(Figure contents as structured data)
◇ ◇ ◇ ◇ ◇ ◇ ◇

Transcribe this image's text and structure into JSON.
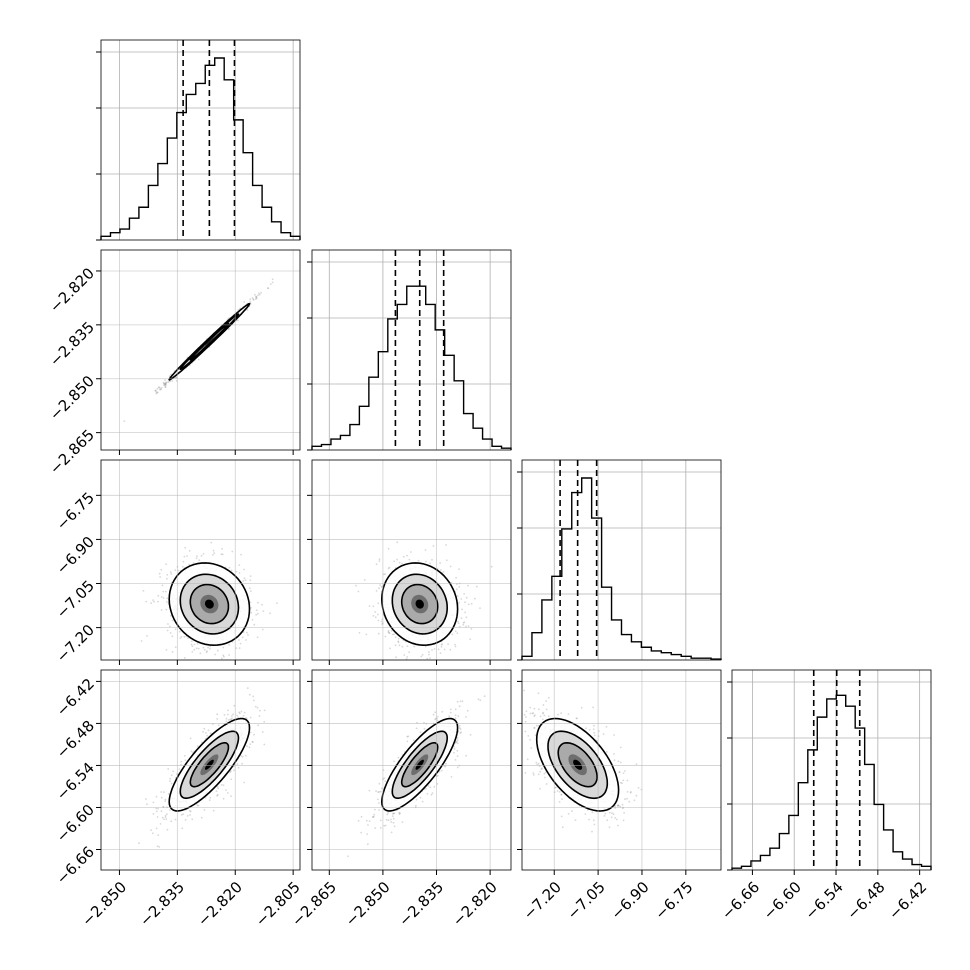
{
  "chart_data": {
    "type": "corner",
    "parameters": 4,
    "ranges": [
      [
        -2.854,
        -2.804
      ],
      [
        -2.869,
        -2.815
      ],
      [
        -7.3,
        -6.64
      ],
      [
        -6.685,
        -6.408
      ]
    ],
    "ticks": [
      [
        -2.85,
        -2.835,
        -2.82,
        -2.805
      ],
      [
        -2.865,
        -2.85,
        -2.835,
        -2.82
      ],
      [
        -7.2,
        -7.05,
        -6.9,
        -6.75
      ],
      [
        -6.66,
        -6.6,
        -6.54,
        -6.48,
        -6.42
      ]
    ],
    "tick_labels": [
      [
        "−2.850",
        "−2.835",
        "−2.820",
        "−2.805"
      ],
      [
        "−2.865",
        "−2.850",
        "−2.835",
        "−2.820"
      ],
      [
        "−7.20",
        "−7.05",
        "−6.90",
        "−6.75"
      ],
      [
        "−6.66",
        "−6.60",
        "−6.54",
        "−6.48",
        "−6.42"
      ]
    ],
    "quantiles": [
      [
        -2.8335,
        -2.8267,
        -2.8202
      ],
      [
        -2.8465,
        -2.8397,
        -2.833
      ],
      [
        -7.18,
        -7.12,
        -7.055
      ],
      [
        -6.572,
        -6.539,
        -6.506
      ]
    ],
    "histograms": [
      [
        0.02,
        0.04,
        0.06,
        0.12,
        0.18,
        0.3,
        0.42,
        0.56,
        0.7,
        0.8,
        0.86,
        0.96,
        1.0,
        0.88,
        0.66,
        0.48,
        0.3,
        0.18,
        0.1,
        0.04,
        0.02
      ],
      [
        0.02,
        0.03,
        0.06,
        0.08,
        0.14,
        0.24,
        0.4,
        0.54,
        0.72,
        0.8,
        0.9,
        0.9,
        0.8,
        0.66,
        0.52,
        0.38,
        0.2,
        0.12,
        0.06,
        0.02,
        0.01
      ],
      [
        0.02,
        0.15,
        0.33,
        0.46,
        0.72,
        0.92,
        1.0,
        0.78,
        0.4,
        0.22,
        0.14,
        0.1,
        0.07,
        0.05,
        0.04,
        0.03,
        0.02,
        0.01,
        0.01,
        0.005
      ],
      [
        0.01,
        0.02,
        0.05,
        0.08,
        0.12,
        0.2,
        0.3,
        0.48,
        0.66,
        0.84,
        0.94,
        0.96,
        0.9,
        0.78,
        0.58,
        0.36,
        0.22,
        0.1,
        0.06,
        0.03,
        0.02
      ]
    ],
    "pairs": [
      {
        "row": 1,
        "col": 0,
        "cx": -2.8267,
        "cy": -2.8397,
        "sx": 0.0052,
        "sy": 0.0053,
        "rho": 0.995
      },
      {
        "row": 2,
        "col": 0,
        "cx": -2.8267,
        "cy": -7.12,
        "sx": 0.0052,
        "sy": 0.07,
        "rho": -0.12
      },
      {
        "row": 2,
        "col": 1,
        "cx": -2.8397,
        "cy": -7.12,
        "sx": 0.0053,
        "sy": 0.07,
        "rho": -0.12
      },
      {
        "row": 3,
        "col": 0,
        "cx": -2.8267,
        "cy": -6.539,
        "sx": 0.0052,
        "sy": 0.033,
        "rho": 0.8
      },
      {
        "row": 3,
        "col": 1,
        "cx": -2.8397,
        "cy": -6.539,
        "sx": 0.0053,
        "sy": 0.033,
        "rho": 0.8
      },
      {
        "row": 3,
        "col": 2,
        "cx": -7.12,
        "cy": -6.539,
        "sx": 0.07,
        "sy": 0.033,
        "rho": -0.55
      }
    ],
    "grid": true,
    "colors": {
      "line": "#000000",
      "grid": "#b0b0b0",
      "scatter": "#909090"
    }
  }
}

◇ ◇ ◇ ◇ ◇ ◇ ◇

Stated exercise: Reproduce the listing exactly. Leave its pictures out.

Correct response:
Transcribe this image's text and structure into JSON.
{
  "chart_data": {
    "type": "corner",
    "parameters": 4,
    "ranges": [
      [
        -2.854,
        -2.804
      ],
      [
        -2.869,
        -2.815
      ],
      [
        -7.3,
        -6.64
      ],
      [
        -6.685,
        -6.408
      ]
    ],
    "ticks": [
      [
        -2.85,
        -2.835,
        -2.82,
        -2.805
      ],
      [
        -2.865,
        -2.85,
        -2.835,
        -2.82
      ],
      [
        -7.2,
        -7.05,
        -6.9,
        -6.75
      ],
      [
        -6.66,
        -6.6,
        -6.54,
        -6.48,
        -6.42
      ]
    ],
    "tick_labels": [
      [
        "−2.850",
        "−2.835",
        "−2.820",
        "−2.805"
      ],
      [
        "−2.865",
        "−2.850",
        "−2.835",
        "−2.820"
      ],
      [
        "−7.20",
        "−7.05",
        "−6.90",
        "−6.75"
      ],
      [
        "−6.66",
        "−6.60",
        "−6.54",
        "−6.48",
        "−6.42"
      ]
    ],
    "quantiles": [
      [
        -2.8335,
        -2.8267,
        -2.8202
      ],
      [
        -2.8465,
        -2.8397,
        -2.833
      ],
      [
        -7.18,
        -7.12,
        -7.055
      ],
      [
        -6.572,
        -6.539,
        -6.506
      ]
    ],
    "histograms": [
      [
        0.02,
        0.04,
        0.06,
        0.12,
        0.18,
        0.3,
        0.42,
        0.56,
        0.7,
        0.8,
        0.86,
        0.96,
        1.0,
        0.88,
        0.66,
        0.48,
        0.3,
        0.18,
        0.1,
        0.04,
        0.02
      ],
      [
        0.02,
        0.03,
        0.06,
        0.08,
        0.14,
        0.24,
        0.4,
        0.54,
        0.72,
        0.8,
        0.9,
        0.9,
        0.8,
        0.66,
        0.52,
        0.38,
        0.2,
        0.12,
        0.06,
        0.02,
        0.01
      ],
      [
        0.02,
        0.15,
        0.33,
        0.46,
        0.72,
        0.92,
        1.0,
        0.78,
        0.4,
        0.22,
        0.14,
        0.1,
        0.07,
        0.05,
        0.04,
        0.03,
        0.02,
        0.01,
        0.01,
        0.005
      ],
      [
        0.01,
        0.02,
        0.05,
        0.08,
        0.12,
        0.2,
        0.3,
        0.48,
        0.66,
        0.84,
        0.94,
        0.96,
        0.9,
        0.78,
        0.58,
        0.36,
        0.22,
        0.1,
        0.06,
        0.03,
        0.02
      ]
    ],
    "pairs": [
      {
        "row": 1,
        "col": 0,
        "cx": -2.8267,
        "cy": -2.8397,
        "sx": 0.0052,
        "sy": 0.0053,
        "rho": 0.995
      },
      {
        "row": 2,
        "col": 0,
        "cx": -2.8267,
        "cy": -7.12,
        "sx": 0.0052,
        "sy": 0.07,
        "rho": -0.12
      },
      {
        "row": 2,
        "col": 1,
        "cx": -2.8397,
        "cy": -7.12,
        "sx": 0.0053,
        "sy": 0.07,
        "rho": -0.12
      },
      {
        "row": 3,
        "col": 0,
        "cx": -2.8267,
        "cy": -6.539,
        "sx": 0.0052,
        "sy": 0.033,
        "rho": 0.8
      },
      {
        "row": 3,
        "col": 1,
        "cx": -2.8397,
        "cy": -6.539,
        "sx": 0.0053,
        "sy": 0.033,
        "rho": 0.8
      },
      {
        "row": 3,
        "col": 2,
        "cx": -7.12,
        "cy": -6.539,
        "sx": 0.07,
        "sy": 0.033,
        "rho": -0.55
      }
    ],
    "grid": true,
    "colors": {
      "line": "#000000",
      "grid": "#b0b0b0",
      "scatter": "#909090"
    }
  }
}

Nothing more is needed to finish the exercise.